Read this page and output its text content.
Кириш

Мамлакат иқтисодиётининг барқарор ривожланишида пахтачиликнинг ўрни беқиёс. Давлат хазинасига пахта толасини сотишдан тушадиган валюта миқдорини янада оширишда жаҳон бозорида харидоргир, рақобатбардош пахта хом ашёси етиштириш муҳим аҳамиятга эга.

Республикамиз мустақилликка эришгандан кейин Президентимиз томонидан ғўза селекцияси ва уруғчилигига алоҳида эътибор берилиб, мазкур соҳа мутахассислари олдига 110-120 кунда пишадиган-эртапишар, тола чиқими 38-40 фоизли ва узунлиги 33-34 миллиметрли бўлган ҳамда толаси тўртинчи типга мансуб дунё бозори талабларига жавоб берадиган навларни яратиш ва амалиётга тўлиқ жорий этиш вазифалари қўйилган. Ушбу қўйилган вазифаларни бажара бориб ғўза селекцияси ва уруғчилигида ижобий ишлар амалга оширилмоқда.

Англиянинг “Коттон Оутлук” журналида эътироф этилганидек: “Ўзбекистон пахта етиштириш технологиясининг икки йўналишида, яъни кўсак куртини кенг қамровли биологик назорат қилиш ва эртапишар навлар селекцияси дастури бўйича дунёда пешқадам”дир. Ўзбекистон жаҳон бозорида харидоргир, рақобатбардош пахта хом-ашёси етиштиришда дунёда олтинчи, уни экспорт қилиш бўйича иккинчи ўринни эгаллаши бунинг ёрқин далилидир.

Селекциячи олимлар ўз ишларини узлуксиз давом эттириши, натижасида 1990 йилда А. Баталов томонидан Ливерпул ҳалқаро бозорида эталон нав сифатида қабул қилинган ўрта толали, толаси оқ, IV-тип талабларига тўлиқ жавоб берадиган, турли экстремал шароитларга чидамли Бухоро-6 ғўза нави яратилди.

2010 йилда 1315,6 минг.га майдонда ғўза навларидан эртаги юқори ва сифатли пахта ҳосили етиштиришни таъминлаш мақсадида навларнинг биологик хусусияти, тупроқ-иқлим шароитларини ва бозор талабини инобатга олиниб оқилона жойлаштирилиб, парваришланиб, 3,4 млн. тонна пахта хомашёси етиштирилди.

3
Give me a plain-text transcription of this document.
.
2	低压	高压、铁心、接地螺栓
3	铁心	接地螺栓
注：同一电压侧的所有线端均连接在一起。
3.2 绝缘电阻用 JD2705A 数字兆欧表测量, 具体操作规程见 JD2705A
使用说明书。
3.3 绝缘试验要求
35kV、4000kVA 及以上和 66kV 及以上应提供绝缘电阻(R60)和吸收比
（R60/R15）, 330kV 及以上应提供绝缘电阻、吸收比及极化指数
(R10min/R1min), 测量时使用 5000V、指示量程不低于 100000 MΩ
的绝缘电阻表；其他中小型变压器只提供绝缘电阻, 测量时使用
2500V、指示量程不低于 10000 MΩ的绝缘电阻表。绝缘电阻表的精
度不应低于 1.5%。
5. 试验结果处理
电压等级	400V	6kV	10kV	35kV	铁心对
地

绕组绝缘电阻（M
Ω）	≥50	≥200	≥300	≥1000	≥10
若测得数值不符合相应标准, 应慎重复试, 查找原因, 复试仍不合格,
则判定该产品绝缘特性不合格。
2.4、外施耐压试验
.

-*-

What you should do »
Retype the whole listing, matching it exactly.

Expected answer »
Read this page and output its text content.
Кириш

Мамлакат иқтисодиётининг барқарор ривожланишида пахтачиликнинг ўрни беқиёс. Давлат хазинасига пахта толасини сотишдан тушадиган валюта миқдорини янада оширишда жаҳон бозорида харидоргир, рақобатбардош пахта хом ашёси етиштириш муҳим аҳамиятга эга.

Республикамиз мустақилликка эришгандан кейин Президентимиз томонидан ғўза селекцияси ва уруғчилигига алоҳида эътибор берилиб, мазкур соҳа мутахассислари олдига 110-120 кунда пишадиган-эртапишар, тола чиқими 38-40 фоизли ва узунлиги 33-34 миллиметрли бўлган ҳамда толаси тўртинчи типга мансуб дунё бозори талабларига жавоб берадиган навларни яратиш ва амалиётга тўлиқ жорий этиш вазифалари қўйилган. Ушбу қўйилган вазифаларни бажара бориб ғўза селекцияси ва уруғчилигида ижобий ишлар амалга оширилмоқда.

Англиянинг “Коттон Оутлук” журналида эътироф этилганидек: “Ўзбекистон пахта етиштириш технологиясининг икки йўналишида, яъни кўсак куртини кенг қамровли биологик назорат қилиш ва эртапишар навлар селекцияси дастури бўйича дунёда пешқадам”дир. Ўзбекистон жаҳон бозорида харидоргир, рақобатбардош пахта хом-ашёси етиштиришда дунёда олтинчи, уни экспорт қилиш бўйича иккинчи ўринни эгаллаши бунинг ёрқин далилидир.

Селекциячи олимлар ўз ишларини узлуксиз давом эттириши, натижасида 1990 йилда А. Баталов томонидан Ливерпул ҳалқаро бозорида эталон нав сифатида қабул қилинган ўрта толали, толаси оқ, IV-тип талабларига тўлиқ жавоб берадиган, турли экстремал шароитларга чидамли Бухоро-6 ғўза нави яратилди.

2010 йилда 1315,6 минг.га майдонда ғўза навларидан эртаги юқори ва сифатли пахта ҳосили етиштиришни таъминлаш мақсадида навларнинг биологик хусусияти, тупроқ-иқлим шароитларини ва бозор талабини инобатга олиниб оқилона жойлаштирилиб, парваришланиб, 3,4 млн. тонна пахта хомашёси етиштирилди.

3
Give me a plain-text transcription of this document.
.
2	低压	高压、铁心、接地螺栓
3	铁心	接地螺栓
注：同一电压侧的所有线端均连接在一起。
3.2 绝缘电阻用 JD2705A 数字兆欧表测量, 具体操作规程见 JD2705A
使用说明书。
3.3 绝缘试验要求
35kV、4000kVA 及以上和 66kV 及以上应提供绝缘电阻(R60)和吸收比
（R60/R15）, 330kV 及以上应提供绝缘电阻、吸收比及极化指数
(R10min/R1min), 测量时使用 5000V、指示量程不低于 100000 MΩ
的绝缘电阻表；其他中小型变压器只提供绝缘电阻, 测量时使用
2500V、指示量程不低于 10000 MΩ的绝缘电阻表。绝缘电阻表的精
度不应低于 1.5%。
5. 试验结果处理
电压等级	400V	6kV	10kV	35kV	铁心对
地

绕组绝缘电阻（M
Ω）	≥50	≥200	≥300	≥1000	≥10
若测得数值不符合相应标准, 应慎重复试, 查找原因, 复试仍不合格,
则判定该产品绝缘特性不合格。
2.4、外施耐压试验
.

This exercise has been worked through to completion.